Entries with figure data
********

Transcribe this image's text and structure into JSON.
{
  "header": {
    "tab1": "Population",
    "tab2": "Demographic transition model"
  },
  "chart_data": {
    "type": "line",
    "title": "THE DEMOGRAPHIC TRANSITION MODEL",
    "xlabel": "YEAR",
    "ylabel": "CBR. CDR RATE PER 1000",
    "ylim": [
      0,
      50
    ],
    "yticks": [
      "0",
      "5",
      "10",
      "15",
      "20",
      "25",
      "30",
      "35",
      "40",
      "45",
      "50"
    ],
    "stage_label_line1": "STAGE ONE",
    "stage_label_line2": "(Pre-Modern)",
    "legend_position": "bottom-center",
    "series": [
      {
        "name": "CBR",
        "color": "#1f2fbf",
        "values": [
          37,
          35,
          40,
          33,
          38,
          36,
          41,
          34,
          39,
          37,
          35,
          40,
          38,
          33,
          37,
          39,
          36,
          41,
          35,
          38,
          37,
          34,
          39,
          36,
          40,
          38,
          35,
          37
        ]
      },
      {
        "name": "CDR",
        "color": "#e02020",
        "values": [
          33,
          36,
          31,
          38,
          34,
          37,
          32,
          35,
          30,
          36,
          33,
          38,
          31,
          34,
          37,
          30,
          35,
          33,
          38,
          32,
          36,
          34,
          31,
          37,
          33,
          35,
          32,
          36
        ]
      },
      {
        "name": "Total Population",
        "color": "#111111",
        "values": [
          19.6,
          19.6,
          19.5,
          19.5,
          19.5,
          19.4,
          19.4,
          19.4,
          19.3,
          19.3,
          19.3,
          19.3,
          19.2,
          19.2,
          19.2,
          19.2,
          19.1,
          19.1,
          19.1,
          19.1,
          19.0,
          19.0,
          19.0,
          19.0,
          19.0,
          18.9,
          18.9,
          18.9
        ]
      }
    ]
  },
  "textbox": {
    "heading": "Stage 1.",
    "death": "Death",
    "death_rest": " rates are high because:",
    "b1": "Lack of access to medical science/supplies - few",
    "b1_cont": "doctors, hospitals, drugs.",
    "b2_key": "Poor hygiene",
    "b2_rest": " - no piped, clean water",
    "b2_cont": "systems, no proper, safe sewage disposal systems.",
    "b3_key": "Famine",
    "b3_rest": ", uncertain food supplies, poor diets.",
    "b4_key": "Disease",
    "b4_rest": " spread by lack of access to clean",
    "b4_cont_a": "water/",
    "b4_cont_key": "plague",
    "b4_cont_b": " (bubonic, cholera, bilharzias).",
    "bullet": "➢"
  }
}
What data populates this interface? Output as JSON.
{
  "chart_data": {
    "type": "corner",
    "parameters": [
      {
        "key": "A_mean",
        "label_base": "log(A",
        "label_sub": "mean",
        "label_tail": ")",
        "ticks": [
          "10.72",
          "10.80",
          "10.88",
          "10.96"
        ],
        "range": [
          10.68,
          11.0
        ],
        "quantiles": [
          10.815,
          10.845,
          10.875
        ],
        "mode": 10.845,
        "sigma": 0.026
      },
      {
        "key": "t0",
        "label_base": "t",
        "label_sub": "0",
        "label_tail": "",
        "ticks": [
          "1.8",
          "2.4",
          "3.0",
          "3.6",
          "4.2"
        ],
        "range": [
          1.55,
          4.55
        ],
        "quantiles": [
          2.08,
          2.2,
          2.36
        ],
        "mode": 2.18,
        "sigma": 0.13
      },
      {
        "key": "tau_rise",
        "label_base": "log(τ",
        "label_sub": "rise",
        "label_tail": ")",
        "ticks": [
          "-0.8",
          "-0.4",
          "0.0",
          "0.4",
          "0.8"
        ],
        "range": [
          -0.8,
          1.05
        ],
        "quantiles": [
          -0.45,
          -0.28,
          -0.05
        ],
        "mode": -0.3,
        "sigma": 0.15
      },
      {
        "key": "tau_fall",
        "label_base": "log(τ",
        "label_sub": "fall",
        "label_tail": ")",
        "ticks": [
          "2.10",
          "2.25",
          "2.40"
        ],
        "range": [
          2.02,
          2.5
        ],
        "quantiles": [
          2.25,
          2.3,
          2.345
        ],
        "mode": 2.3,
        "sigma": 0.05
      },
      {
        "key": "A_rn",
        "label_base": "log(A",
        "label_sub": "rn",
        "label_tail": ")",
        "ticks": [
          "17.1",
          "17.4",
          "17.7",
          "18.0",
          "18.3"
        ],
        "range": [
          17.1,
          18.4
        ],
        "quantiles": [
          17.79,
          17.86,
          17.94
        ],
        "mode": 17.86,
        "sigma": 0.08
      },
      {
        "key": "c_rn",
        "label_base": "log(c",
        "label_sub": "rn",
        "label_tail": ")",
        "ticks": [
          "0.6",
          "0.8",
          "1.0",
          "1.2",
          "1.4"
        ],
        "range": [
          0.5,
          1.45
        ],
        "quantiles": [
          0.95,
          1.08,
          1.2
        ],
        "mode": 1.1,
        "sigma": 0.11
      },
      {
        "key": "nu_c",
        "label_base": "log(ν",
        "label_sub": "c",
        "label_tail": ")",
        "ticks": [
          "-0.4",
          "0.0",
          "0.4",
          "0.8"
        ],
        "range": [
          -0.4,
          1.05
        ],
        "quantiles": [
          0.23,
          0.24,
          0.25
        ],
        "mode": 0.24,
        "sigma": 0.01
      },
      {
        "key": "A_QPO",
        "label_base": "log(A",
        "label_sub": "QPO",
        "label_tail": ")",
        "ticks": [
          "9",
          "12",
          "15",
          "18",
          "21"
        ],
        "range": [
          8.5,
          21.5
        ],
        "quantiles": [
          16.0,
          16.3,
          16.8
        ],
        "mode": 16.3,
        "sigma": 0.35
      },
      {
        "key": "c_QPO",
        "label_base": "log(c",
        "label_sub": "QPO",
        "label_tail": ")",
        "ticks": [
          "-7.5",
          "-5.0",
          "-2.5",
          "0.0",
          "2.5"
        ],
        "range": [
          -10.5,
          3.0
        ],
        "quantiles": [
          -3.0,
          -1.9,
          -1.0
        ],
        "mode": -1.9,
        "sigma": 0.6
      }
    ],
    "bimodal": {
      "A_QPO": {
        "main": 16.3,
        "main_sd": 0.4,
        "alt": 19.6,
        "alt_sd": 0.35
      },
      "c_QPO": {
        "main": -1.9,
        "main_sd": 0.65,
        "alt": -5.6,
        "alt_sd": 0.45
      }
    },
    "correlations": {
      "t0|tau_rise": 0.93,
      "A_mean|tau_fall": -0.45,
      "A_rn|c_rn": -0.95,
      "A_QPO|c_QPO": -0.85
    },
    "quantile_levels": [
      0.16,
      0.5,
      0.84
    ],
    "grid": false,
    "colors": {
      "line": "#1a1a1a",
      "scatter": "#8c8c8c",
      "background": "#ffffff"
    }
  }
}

********

## Problem description
Transcribe each entry exactly.

## In response
Transcribe this image's text and structure into JSON.
{
  "header": {
    "tab1": "Population",
    "tab2": "Demographic transition model"
  },
  "chart_data": {
    "type": "line",
    "title": "THE DEMOGRAPHIC TRANSITION MODEL",
    "xlabel": "YEAR",
    "ylabel": "CBR. CDR RATE PER 1000",
    "ylim": [
      0,
      50
    ],
    "yticks": [
      "0",
      "5",
      "10",
      "15",
      "20",
      "25",
      "30",
      "35",
      "40",
      "45",
      "50"
    ],
    "stage_label_line1": "STAGE ONE",
    "stage_label_line2": "(Pre-Modern)",
    "legend_position": "bottom-center",
    "series": [
      {
        "name": "CBR",
        "color": "#1f2fbf",
        "values": [
          37,
          35,
          40,
          33,
          38,
          36,
          41,
          34,
          39,
          37,
          35,
          40,
          38,
          33,
          37,
          39,
          36,
          41,
          35,
          38,
          37,
          34,
          39,
          36,
          40,
          38,
          35,
          37
        ]
      },
      {
        "name": "CDR",
        "color": "#e02020",
        "values": [
          33,
          36,
          31,
          38,
          34,
          37,
          32,
          35,
          30,
          36,
          33,
          38,
          31,
          34,
          37,
          30,
          35,
          33,
          38,
          32,
          36,
          34,
          31,
          37,
          33,
          35,
          32,
          36
        ]
      },
      {
        "name": "Total Population",
        "color": "#111111",
        "values": [
          19.6,
          19.6,
          19.5,
          19.5,
          19.5,
          19.4,
          19.4,
          19.4,
          19.3,
          19.3,
          19.3,
          19.3,
          19.2,
          19.2,
          19.2,
          19.2,
          19.1,
          19.1,
          19.1,
          19.1,
          19.0,
          19.0,
          19.0,
          19.0,
          19.0,
          18.9,
          18.9,
          18.9
        ]
      }
    ]
  },
  "textbox": {
    "heading": "Stage 1.",
    "death": "Death",
    "death_rest": " rates are high because:",
    "b1": "Lack of access to medical science/supplies - few",
    "b1_cont": "doctors, hospitals, drugs.",
    "b2_key": "Poor hygiene",
    "b2_rest": " - no piped, clean water",
    "b2_cont": "systems, no proper, safe sewage disposal systems.",
    "b3_key": "Famine",
    "b3_rest": ", uncertain food supplies, poor diets.",
    "b4_key": "Disease",
    "b4_rest": " spread by lack of access to clean",
    "b4_cont_a": "water/",
    "b4_cont_key": "plague",
    "b4_cont_b": " (bubonic, cholera, bilharzias).",
    "bullet": "➢"
  }
}
What data populates this interface? Output as JSON.
{
  "chart_data": {
    "type": "corner",
    "parameters": [
      {
        "key": "A_mean",
        "label_base": "log(A",
        "label_sub": "mean",
        "label_tail": ")",
        "ticks": [
          "10.72",
          "10.80",
          "10.88",
          "10.96"
        ],
        "range": [
          10.68,
          11.0
        ],
        "quantiles": [
          10.815,
          10.845,
          10.875
        ],
        "mode": 10.845,
        "sigma": 0.026
      },
      {
        "key": "t0",
        "label_base": "t",
        "label_sub": "0",
        "label_tail": "",
        "ticks": [
          "1.8",
          "2.4",
          "3.0",
          "3.6",
          "4.2"
        ],
        "range": [
          1.55,
          4.55
        ],
        "quantiles": [
          2.08,
          2.2,
          2.36
        ],
        "mode": 2.18,
        "sigma": 0.13
      },
      {
        "key": "tau_rise",
        "label_base": "log(τ",
        "label_sub": "rise",
        "label_tail": ")",
        "ticks": [
          "-0.8",
          "-0.4",
          "0.0",
          "0.4",
          "0.8"
        ],
        "range": [
          -0.8,
          1.05
        ],
        "quantiles": [
          -0.45,
          -0.28,
          -0.05
        ],
        "mode": -0.3,
        "sigma": 0.15
      },
      {
        "key": "tau_fall",
        "label_base": "log(τ",
        "label_sub": "fall",
        "label_tail": ")",
        "ticks": [
          "2.10",
          "2.25",
          "2.40"
        ],
        "range": [
          2.02,
          2.5
        ],
        "quantiles": [
          2.25,
          2.3,
          2.345
        ],
        "mode": 2.3,
        "sigma": 0.05
      },
      {
        "key": "A_rn",
        "label_base": "log(A",
        "label_sub": "rn",
        "label_tail": ")",
        "ticks": [
          "17.1",
          "17.4",
          "17.7",
          "18.0",
          "18.3"
        ],
        "range": [
          17.1,
          18.4
        ],
        "quantiles": [
          17.79,
          17.86,
          17.94
        ],
        "mode": 17.86,
        "sigma": 0.08
      },
      {
        "key": "c_rn",
        "label_base": "log(c",
        "label_sub": "rn",
        "label_tail": ")",
        "ticks": [
          "0.6",
          "0.8",
          "1.0",
          "1.2",
          "1.4"
        ],
        "range": [
          0.5,
          1.45
        ],
        "quantiles": [
          0.95,
          1.08,
          1.2
        ],
        "mode": 1.1,
        "sigma": 0.11
      },
      {
        "key": "nu_c",
        "label_base": "log(ν",
        "label_sub": "c",
        "label_tail": ")",
        "ticks": [
          "-0.4",
          "0.0",
          "0.4",
          "0.8"
        ],
        "range": [
          -0.4,
          1.05
        ],
        "quantiles": [
          0.23,
          0.24,
          0.25
        ],
        "mode": 0.24,
        "sigma": 0.01
      },
      {
        "key": "A_QPO",
        "label_base": "log(A",
        "label_sub": "QPO",
        "label_tail": ")",
        "ticks": [
          "9",
          "12",
          "15",
          "18",
          "21"
        ],
        "range": [
          8.5,
          21.5
        ],
        "quantiles": [
          16.0,
          16.3,
          16.8
        ],
        "mode": 16.3,
        "sigma": 0.35
      },
      {
        "key": "c_QPO",
        "label_base": "log(c",
        "label_sub": "QPO",
        "label_tail": ")",
        "ticks": [
          "-7.5",
          "-5.0",
          "-2.5",
          "0.0",
          "2.5"
        ],
        "range": [
          -10.5,
          3.0
        ],
        "quantiles": [
          -3.0,
          -1.9,
          -1.0
        ],
        "mode": -1.9,
        "sigma": 0.6
      }
    ],
    "bimodal": {
      "A_QPO": {
        "main": 16.3,
        "main_sd": 0.4,
        "alt": 19.6,
        "alt_sd": 0.35
      },
      "c_QPO": {
        "main": -1.9,
        "main_sd": 0.65,
        "alt": -5.6,
        "alt_sd": 0.45
      }
    },
    "correlations": {
      "t0|tau_rise": 0.93,
      "A_mean|tau_fall": -0.45,
      "A_rn|c_rn": -0.95,
      "A_QPO|c_QPO": -0.85
    },
    "quantile_levels": [
      0.16,
      0.5,
      0.84
    ],
    "grid": false,
    "colors": {
      "line": "#1a1a1a",
      "scatter": "#8c8c8c",
      "background": "#ffffff"
    }
  }
}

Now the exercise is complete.